TASK GOAL :: Copy all lines that contain the word "Azmi".

DATA ROWS ::
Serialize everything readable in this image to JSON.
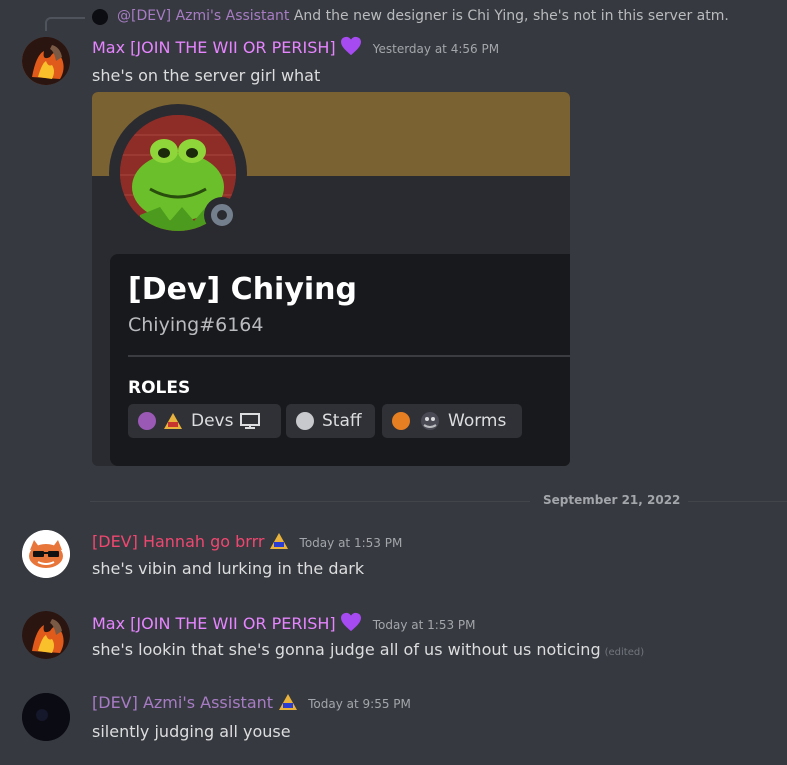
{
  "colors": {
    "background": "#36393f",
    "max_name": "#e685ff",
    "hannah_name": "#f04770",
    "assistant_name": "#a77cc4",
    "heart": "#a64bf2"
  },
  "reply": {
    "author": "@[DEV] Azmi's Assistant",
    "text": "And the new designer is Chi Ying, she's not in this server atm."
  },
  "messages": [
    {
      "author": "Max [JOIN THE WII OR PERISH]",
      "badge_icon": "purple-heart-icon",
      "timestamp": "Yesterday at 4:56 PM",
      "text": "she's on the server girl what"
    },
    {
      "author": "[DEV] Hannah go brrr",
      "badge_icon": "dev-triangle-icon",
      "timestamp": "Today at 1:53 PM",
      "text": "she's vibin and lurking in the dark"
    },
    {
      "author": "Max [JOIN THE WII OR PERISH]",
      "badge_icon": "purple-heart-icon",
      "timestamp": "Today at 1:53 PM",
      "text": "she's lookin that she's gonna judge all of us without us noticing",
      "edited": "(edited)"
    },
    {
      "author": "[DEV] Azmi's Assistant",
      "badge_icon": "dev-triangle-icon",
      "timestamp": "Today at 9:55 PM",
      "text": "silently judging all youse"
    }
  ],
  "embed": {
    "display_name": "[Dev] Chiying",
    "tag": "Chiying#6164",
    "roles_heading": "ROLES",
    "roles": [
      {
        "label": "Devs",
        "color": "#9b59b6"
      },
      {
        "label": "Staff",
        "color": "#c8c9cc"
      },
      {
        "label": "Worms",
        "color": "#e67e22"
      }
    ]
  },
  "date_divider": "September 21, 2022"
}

ANSWER TO THE TASK ::
    "author": "@[DEV] Azmi's Assistant",
      "author": "[DEV] Azmi's Assistant",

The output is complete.